Copy the lines that follow, keeping every character the same.
#### INPUT MATERIAL
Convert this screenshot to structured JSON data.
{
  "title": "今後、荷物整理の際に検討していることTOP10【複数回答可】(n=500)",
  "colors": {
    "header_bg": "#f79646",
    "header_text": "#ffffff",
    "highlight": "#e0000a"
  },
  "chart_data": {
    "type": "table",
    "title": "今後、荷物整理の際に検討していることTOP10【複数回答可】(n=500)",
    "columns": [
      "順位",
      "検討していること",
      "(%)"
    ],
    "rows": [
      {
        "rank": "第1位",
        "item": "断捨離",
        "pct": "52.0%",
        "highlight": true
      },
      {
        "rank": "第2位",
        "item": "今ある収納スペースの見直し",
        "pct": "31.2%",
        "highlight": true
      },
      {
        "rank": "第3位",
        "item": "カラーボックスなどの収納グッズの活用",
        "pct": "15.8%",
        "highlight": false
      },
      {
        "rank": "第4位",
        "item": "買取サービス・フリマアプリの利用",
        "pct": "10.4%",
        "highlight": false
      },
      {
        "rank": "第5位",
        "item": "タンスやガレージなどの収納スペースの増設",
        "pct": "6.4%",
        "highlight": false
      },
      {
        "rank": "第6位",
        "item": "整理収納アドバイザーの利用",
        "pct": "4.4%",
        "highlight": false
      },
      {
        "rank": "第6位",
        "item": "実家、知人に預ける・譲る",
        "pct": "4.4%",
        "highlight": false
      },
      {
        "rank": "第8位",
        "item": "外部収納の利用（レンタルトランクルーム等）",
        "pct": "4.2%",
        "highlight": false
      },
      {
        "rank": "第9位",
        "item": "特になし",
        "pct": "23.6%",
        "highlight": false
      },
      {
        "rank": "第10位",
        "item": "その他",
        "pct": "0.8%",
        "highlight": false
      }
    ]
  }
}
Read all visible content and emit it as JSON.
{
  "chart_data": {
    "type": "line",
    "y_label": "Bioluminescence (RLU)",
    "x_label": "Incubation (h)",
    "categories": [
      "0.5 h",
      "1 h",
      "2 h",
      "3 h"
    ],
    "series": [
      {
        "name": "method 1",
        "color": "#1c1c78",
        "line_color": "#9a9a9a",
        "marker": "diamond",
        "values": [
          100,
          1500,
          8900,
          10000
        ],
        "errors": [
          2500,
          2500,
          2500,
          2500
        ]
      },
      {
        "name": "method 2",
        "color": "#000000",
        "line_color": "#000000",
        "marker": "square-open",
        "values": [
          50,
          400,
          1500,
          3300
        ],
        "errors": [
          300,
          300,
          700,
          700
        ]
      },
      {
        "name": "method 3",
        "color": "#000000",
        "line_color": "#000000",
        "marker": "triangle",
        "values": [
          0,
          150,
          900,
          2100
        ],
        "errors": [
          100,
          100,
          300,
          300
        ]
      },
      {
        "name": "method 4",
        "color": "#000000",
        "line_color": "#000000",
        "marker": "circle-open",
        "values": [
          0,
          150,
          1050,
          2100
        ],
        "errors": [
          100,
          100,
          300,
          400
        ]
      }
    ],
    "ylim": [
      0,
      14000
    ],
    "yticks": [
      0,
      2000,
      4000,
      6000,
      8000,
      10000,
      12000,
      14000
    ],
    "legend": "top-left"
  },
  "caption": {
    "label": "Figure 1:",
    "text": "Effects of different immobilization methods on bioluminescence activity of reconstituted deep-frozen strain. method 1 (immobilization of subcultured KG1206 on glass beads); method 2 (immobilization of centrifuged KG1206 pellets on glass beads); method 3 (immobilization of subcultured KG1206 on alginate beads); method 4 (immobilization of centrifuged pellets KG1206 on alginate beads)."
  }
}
########
* **COMPLETE RESPONSE**
Convert this screenshot to structured JSON data.
{
  "title": "今後、荷物整理の際に検討していることTOP10【複数回答可】(n=500)",
  "colors": {
    "header_bg": "#f79646",
    "header_text": "#ffffff",
    "highlight": "#e0000a"
  },
  "chart_data": {
    "type": "table",
    "title": "今後、荷物整理の際に検討していることTOP10【複数回答可】(n=500)",
    "columns": [
      "順位",
      "検討していること",
      "(%)"
    ],
    "rows": [
      {
        "rank": "第1位",
        "item": "断捨離",
        "pct": "52.0%",
        "highlight": true
      },
      {
        "rank": "第2位",
        "item": "今ある収納スペースの見直し",
        "pct": "31.2%",
        "highlight": true
      },
      {
        "rank": "第3位",
        "item": "カラーボックスなどの収納グッズの活用",
        "pct": "15.8%",
        "highlight": false
      },
      {
        "rank": "第4位",
        "item": "買取サービス・フリマアプリの利用",
        "pct": "10.4%",
        "highlight": false
      },
      {
        "rank": "第5位",
        "item": "タンスやガレージなどの収納スペースの増設",
        "pct": "6.4%",
        "highlight": false
      },
      {
        "rank": "第6位",
        "item": "整理収納アドバイザーの利用",
        "pct": "4.4%",
        "highlight": false
      },
      {
        "rank": "第6位",
        "item": "実家、知人に預ける・譲る",
        "pct": "4.4%",
        "highlight": false
      },
      {
        "rank": "第8位",
        "item": "外部収納の利用（レンタルトランクルーム等）",
        "pct": "4.2%",
        "highlight": false
      },
      {
        "rank": "第9位",
        "item": "特になし",
        "pct": "23.6%",
        "highlight": false
      },
      {
        "rank": "第10位",
        "item": "その他",
        "pct": "0.8%",
        "highlight": false
      }
    ]
  }
}
Read all visible content and emit it as JSON.
{
  "chart_data": {
    "type": "line",
    "y_label": "Bioluminescence (RLU)",
    "x_label": "Incubation (h)",
    "categories": [
      "0.5 h",
      "1 h",
      "2 h",
      "3 h"
    ],
    "series": [
      {
        "name": "method 1",
        "color": "#1c1c78",
        "line_color": "#9a9a9a",
        "marker": "diamond",
        "values": [
          100,
          1500,
          8900,
          10000
        ],
        "errors": [
          2500,
          2500,
          2500,
          2500
        ]
      },
      {
        "name": "method 2",
        "color": "#000000",
        "line_color": "#000000",
        "marker": "square-open",
        "values": [
          50,
          400,
          1500,
          3300
        ],
        "errors": [
          300,
          300,
          700,
          700
        ]
      },
      {
        "name": "method 3",
        "color": "#000000",
        "line_color": "#000000",
        "marker": "triangle",
        "values": [
          0,
          150,
          900,
          2100
        ],
        "errors": [
          100,
          100,
          300,
          300
        ]
      },
      {
        "name": "method 4",
        "color": "#000000",
        "line_color": "#000000",
        "marker": "circle-open",
        "values": [
          0,
          150,
          1050,
          2100
        ],
        "errors": [
          100,
          100,
          300,
          400
        ]
      }
    ],
    "ylim": [
      0,
      14000
    ],
    "yticks": [
      0,
      2000,
      4000,
      6000,
      8000,
      10000,
      12000,
      14000
    ],
    "legend": "top-left"
  },
  "caption": {
    "label": "Figure 1:",
    "text": "Effects of different immobilization methods on bioluminescence activity of reconstituted deep-frozen strain. method 1 (immobilization of subcultured KG1206 on glass beads); method 2 (immobilization of centrifuged KG1206 pellets on glass beads); method 3 (immobilization of subcultured KG1206 on alginate beads); method 4 (immobilization of centrifuged pellets KG1206 on alginate beads)."
  }
}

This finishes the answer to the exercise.